____ Listed records

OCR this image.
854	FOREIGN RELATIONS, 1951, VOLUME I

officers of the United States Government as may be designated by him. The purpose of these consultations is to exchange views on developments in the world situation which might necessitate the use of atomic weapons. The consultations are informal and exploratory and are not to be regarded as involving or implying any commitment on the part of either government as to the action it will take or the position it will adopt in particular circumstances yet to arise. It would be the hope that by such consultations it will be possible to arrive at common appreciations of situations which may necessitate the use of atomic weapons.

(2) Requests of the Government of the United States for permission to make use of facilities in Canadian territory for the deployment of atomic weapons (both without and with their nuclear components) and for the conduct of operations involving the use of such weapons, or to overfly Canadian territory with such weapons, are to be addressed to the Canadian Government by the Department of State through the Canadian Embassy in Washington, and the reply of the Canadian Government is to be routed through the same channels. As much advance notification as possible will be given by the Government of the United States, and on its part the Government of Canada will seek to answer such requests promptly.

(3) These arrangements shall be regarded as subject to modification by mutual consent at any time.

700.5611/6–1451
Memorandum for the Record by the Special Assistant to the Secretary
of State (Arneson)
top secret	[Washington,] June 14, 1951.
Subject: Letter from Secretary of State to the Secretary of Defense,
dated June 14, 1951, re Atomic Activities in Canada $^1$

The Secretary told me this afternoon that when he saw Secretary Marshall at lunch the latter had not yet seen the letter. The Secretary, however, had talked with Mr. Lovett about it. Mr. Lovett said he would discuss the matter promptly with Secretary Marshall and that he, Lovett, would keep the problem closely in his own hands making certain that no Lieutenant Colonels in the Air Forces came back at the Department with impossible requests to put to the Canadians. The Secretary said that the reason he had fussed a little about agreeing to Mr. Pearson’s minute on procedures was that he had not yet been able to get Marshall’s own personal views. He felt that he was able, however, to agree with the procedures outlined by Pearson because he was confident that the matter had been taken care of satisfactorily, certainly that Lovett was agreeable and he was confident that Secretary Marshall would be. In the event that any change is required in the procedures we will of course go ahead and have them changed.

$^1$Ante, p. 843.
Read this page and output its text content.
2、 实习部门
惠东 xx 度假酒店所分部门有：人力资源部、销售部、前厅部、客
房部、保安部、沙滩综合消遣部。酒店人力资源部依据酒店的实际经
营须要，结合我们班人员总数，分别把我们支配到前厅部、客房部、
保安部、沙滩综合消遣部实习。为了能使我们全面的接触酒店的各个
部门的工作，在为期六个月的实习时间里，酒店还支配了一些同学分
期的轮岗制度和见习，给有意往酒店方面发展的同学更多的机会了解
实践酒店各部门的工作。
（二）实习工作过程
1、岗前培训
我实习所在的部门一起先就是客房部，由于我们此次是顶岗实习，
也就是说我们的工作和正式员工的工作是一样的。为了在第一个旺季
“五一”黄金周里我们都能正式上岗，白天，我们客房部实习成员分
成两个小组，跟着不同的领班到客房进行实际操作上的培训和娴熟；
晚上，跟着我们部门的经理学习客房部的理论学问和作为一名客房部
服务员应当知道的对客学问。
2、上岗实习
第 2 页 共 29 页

________

Brief: Return all lines containing the word "June".

Correct result:
top secret	[Washington,] June 14, 1951.
dated June 14, 1951, re Atomic Activities in Canada $^1$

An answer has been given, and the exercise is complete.